*PROBLEM TO SOLVE:* Write out the records below word for word, please.
[start DATA RECORDS]
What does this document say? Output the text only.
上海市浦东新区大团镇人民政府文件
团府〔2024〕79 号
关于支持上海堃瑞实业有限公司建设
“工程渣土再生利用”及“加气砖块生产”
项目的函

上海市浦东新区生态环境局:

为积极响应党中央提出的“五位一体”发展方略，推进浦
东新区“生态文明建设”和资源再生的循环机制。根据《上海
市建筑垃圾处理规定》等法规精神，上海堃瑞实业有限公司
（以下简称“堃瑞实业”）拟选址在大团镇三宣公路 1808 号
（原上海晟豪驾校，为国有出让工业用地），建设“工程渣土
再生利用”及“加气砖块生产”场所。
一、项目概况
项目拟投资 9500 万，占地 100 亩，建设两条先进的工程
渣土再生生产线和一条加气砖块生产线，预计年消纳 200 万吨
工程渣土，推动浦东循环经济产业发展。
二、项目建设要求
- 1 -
[end DATA RECORDS]
*ANSWER FOR THIS EXERCISE:*
What does this document say? Output the text only.
上海市浦东新区大团镇人民政府文件
团府〔2024〕79 号
关于支持上海堃瑞实业有限公司建设
“工程渣土再生利用”及“加气砖块生产”
项目的函

上海市浦东新区生态环境局:

为积极响应党中央提出的“五位一体”发展方略，推进浦
东新区“生态文明建设”和资源再生的循环机制。根据《上海
市建筑垃圾处理规定》等法规精神，上海堃瑞实业有限公司
（以下简称“堃瑞实业”）拟选址在大团镇三宣公路 1808 号
（原上海晟豪驾校，为国有出让工业用地），建设“工程渣土
再生利用”及“加气砖块生产”场所。
一、项目概况
项目拟投资 9500 万，占地 100 亩，建设两条先进的工程
渣土再生生产线和一条加气砖块生产线，预计年消纳 200 万吨
工程渣土，推动浦东循环经济产业发展。
二、项目建设要求
- 1 -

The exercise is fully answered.